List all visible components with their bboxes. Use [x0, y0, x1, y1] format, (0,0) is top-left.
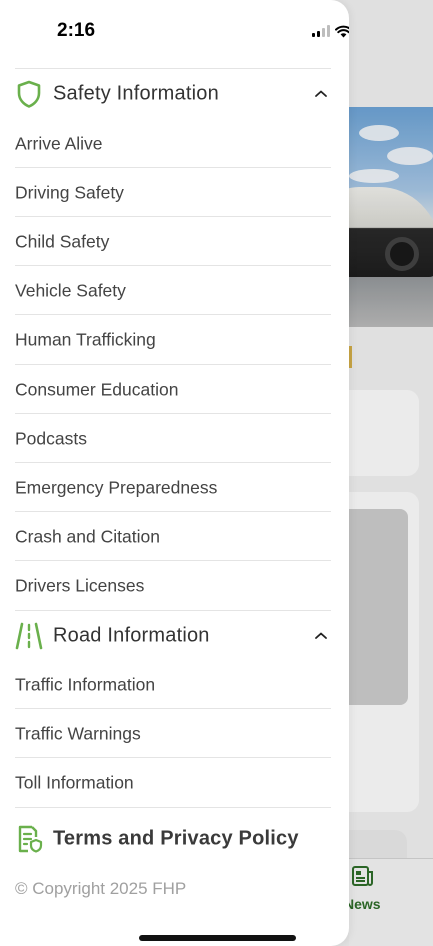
copyright-text: © Copyright 2025 FHP [15, 879, 187, 898]
chevron-up-icon[interactable] [313, 88, 329, 100]
section-header-road[interactable]: Road Information [0, 612, 349, 660]
menu-item-consumer-education[interactable]: Consumer Education [15, 365, 331, 414]
terms-and-privacy-link[interactable]: Terms and Privacy Policy [0, 815, 349, 863]
menu-item-human-trafficking[interactable]: Human Trafficking [15, 315, 331, 364]
menu-item-label: Arrive Alive [15, 133, 103, 153]
menu-item-podcasts[interactable]: Podcasts [15, 414, 331, 463]
menu-item-label: Human Trafficking [15, 329, 156, 349]
road-icon [15, 622, 43, 650]
home-indicator[interactable] [139, 935, 296, 941]
menu-item-label: Crash and Citation [15, 526, 160, 546]
status-time: 2:16 [57, 20, 96, 41]
menu-item-label: Consumer Education [15, 379, 179, 399]
menu-item-driving-safety[interactable]: Driving Safety [15, 168, 331, 217]
menu-item-arrive-alive[interactable]: Arrive Alive [15, 119, 331, 168]
menu-item-label: Podcasts [15, 428, 87, 448]
menu-item-vehicle-safety[interactable]: Vehicle Safety [15, 266, 331, 315]
menu-item-label: Vehicle Safety [15, 280, 126, 300]
menu-item-crash-and-citation[interactable]: Crash and Citation [15, 512, 331, 561]
menu-item-drivers-licenses[interactable]: Drivers Licenses [15, 561, 331, 610]
cellular-signal-icon [312, 25, 330, 37]
chevron-up-icon[interactable] [313, 630, 329, 642]
menu-item-toll-information[interactable]: Toll Information [15, 758, 331, 807]
menu-item-emergency-preparedness[interactable]: Emergency Preparedness [15, 463, 331, 512]
menu-item-label: Toll Information [15, 772, 134, 792]
menu-item-label: Traffic Information [15, 674, 156, 694]
terms-title: Terms and Privacy Policy [53, 827, 299, 850]
status-indicators: 80 [312, 22, 349, 40]
menu-item-child-safety[interactable]: Child Safety [15, 217, 331, 266]
divider [15, 68, 331, 69]
wifi-icon [335, 25, 349, 37]
menu-item-label: Emergency Preparedness [15, 477, 218, 497]
section-header-safety[interactable]: Safety Information [0, 70, 349, 118]
shield-icon [17, 80, 41, 108]
document-shield-icon [18, 825, 43, 853]
divider [15, 807, 331, 808]
section-title-road: Road Information [53, 624, 210, 647]
divider [15, 610, 331, 611]
menu-item-label: Driving Safety [15, 182, 124, 202]
menu-item-traffic-information[interactable]: Traffic Information [15, 660, 331, 709]
menu-item-traffic-warnings[interactable]: Traffic Warnings [15, 709, 331, 758]
menu-item-label: Drivers Licenses [15, 575, 145, 595]
section-title-safety: Safety Information [53, 82, 219, 105]
navigation-drawer: 2:16 80 Safety Information Arrive Alive … [0, 0, 349, 946]
menu-item-label: Traffic Warnings [15, 723, 141, 743]
menu-item-label: Child Safety [15, 231, 110, 251]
◆ ◆ ◆ ◆
▶ Indicaciones y requisitos
¿Podrías reproducir sin ningún cambio cada línea del listado anterior, dejando fuera la imagen?

▶ Solución del problema
List all visible components with their bboxes. Use [x0, y0, x1, y1] format, (0,0) is top-left.
copyright-text: © Copyright 2025 FHP [15, 879, 187, 898]
chevron-up-icon[interactable] [313, 88, 329, 100]
section-header-road[interactable]: Road Information [0, 612, 349, 660]
menu-item-consumer-education[interactable]: Consumer Education [15, 365, 331, 414]
terms-and-privacy-link[interactable]: Terms and Privacy Policy [0, 815, 349, 863]
menu-item-human-trafficking[interactable]: Human Trafficking [15, 315, 331, 364]
menu-item-label: Arrive Alive [15, 133, 103, 153]
menu-item-podcasts[interactable]: Podcasts [15, 414, 331, 463]
menu-item-label: Human Trafficking [15, 329, 156, 349]
road-icon [15, 622, 43, 650]
home-indicator[interactable] [139, 935, 296, 941]
menu-item-label: Crash and Citation [15, 526, 160, 546]
status-time: 2:16 [57, 20, 96, 41]
menu-item-label: Consumer Education [15, 379, 179, 399]
menu-item-driving-safety[interactable]: Driving Safety [15, 168, 331, 217]
menu-item-arrive-alive[interactable]: Arrive Alive [15, 119, 331, 168]
menu-item-label: Podcasts [15, 428, 87, 448]
menu-item-vehicle-safety[interactable]: Vehicle Safety [15, 266, 331, 315]
menu-item-label: Vehicle Safety [15, 280, 126, 300]
menu-item-crash-and-citation[interactable]: Crash and Citation [15, 512, 331, 561]
menu-item-drivers-licenses[interactable]: Drivers Licenses [15, 561, 331, 610]
cellular-signal-icon [312, 25, 330, 37]
chevron-up-icon[interactable] [313, 630, 329, 642]
menu-item-toll-information[interactable]: Toll Information [15, 758, 331, 807]
menu-item-emergency-preparedness[interactable]: Emergency Preparedness [15, 463, 331, 512]
menu-item-label: Toll Information [15, 772, 134, 792]
menu-item-label: Traffic Information [15, 674, 156, 694]
terms-title: Terms and Privacy Policy [53, 827, 299, 850]
status-indicators: 80 [312, 22, 349, 40]
menu-item-child-safety[interactable]: Child Safety [15, 217, 331, 266]
divider [15, 68, 331, 69]
wifi-icon [335, 25, 349, 37]
menu-item-label: Emergency Preparedness [15, 477, 218, 497]
section-header-safety[interactable]: Safety Information [0, 70, 349, 118]
shield-icon [17, 80, 41, 108]
document-shield-icon [18, 825, 43, 853]
divider [15, 807, 331, 808]
section-title-road: Road Information [53, 624, 210, 647]
divider [15, 610, 331, 611]
menu-item-label: Driving Safety [15, 182, 124, 202]
menu-item-traffic-information[interactable]: Traffic Information [15, 660, 331, 709]
menu-item-traffic-warnings[interactable]: Traffic Warnings [15, 709, 331, 758]
menu-item-label: Drivers Licenses [15, 575, 145, 595]
section-title-safety: Safety Information [53, 82, 219, 105]
navigation-drawer: 2:16 80 Safety Information Arrive Alive … [0, 0, 349, 946]
menu-item-label: Traffic Warnings [15, 723, 141, 743]
menu-item-label: Child Safety [15, 231, 110, 251]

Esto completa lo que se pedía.